*** Passage to read ***

OK - so, it’s not sufficient to define the platforms
element with all the desired variants, I need to also specify targetPlatform
on each component in order to get the platform variants I’m interested in?
This doesn’t seem self-consistent with buildType
definitions, which I only need to specify under the model
element in order to get all of those variants built by default, and it also doesn’t seem consistent with the documentation:
For a default component, Gradle will attempt to create a native binary variant for each and every combination of buildType, platform and flavor defined for the project. It is possible to override this on a per-component basis, by specifying the set of targetBuildTypes, targetPlatform and/or targetFlavors.
Reading the above, you get the impression that you only need to add component level entries to constrain the default build to produce only the variants defined there.
@sterling: I’m finding what looks like two kinds of problems, and I don’t (yet) know whether this is only happening with the visualCpp
toolchain or is common across all tool chains:
- The default build behavior only automatically builds the
buildType
and (for libraries) the shared
and static
variants, not the available platform
variants, and it seems to prefer building the 32-bit platform
variant, even on 64-bit operating systems, at least for the visualCpp
tool chain.
- At least for
visualCpp
, even if you only define a single platform
with an architecture of x86_64
, the default build will not produce a 64-bit build.

*** End of Passage to read ***
*** Records supplied ***

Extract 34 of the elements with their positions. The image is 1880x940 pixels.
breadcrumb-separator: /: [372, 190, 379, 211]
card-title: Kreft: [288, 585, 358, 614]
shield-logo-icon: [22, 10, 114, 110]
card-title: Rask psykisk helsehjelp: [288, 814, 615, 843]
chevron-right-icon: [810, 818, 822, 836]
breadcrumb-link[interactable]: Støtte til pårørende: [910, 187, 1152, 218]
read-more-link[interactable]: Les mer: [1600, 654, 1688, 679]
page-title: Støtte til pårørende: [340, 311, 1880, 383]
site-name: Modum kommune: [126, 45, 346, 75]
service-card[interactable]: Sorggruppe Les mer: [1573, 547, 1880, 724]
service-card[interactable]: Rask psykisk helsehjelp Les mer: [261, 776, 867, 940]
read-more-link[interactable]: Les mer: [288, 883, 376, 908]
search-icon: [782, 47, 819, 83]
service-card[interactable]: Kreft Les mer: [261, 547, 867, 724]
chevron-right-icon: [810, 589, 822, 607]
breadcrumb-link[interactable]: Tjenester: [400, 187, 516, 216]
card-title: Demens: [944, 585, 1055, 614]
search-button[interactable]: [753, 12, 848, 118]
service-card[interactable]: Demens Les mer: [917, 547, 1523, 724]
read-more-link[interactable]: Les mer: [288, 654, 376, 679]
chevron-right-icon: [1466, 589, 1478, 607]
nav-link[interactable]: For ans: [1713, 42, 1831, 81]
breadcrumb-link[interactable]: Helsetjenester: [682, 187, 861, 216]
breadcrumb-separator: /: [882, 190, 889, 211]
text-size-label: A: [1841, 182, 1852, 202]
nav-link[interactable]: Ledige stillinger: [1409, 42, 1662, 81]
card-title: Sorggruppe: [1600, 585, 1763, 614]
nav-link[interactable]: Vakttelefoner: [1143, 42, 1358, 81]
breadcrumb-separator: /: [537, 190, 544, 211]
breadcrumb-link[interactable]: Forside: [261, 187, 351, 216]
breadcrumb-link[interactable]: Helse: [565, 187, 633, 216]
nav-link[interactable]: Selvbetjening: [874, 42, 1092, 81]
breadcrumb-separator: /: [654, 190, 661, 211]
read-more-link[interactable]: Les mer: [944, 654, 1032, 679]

*** End of Records supplied ***

■ What is needed ■
Reproduce the part of the post on Gradle platform variants that begins at the words "OK - so, it’s" and ends after the words "I’m interested in?".

■ Written solution ■
OK - so, it’s not sufficient to define the platforms
element with all the desired variants, I need to also specify targetPlatform
on each component in order to get the platform variants I’m interested in?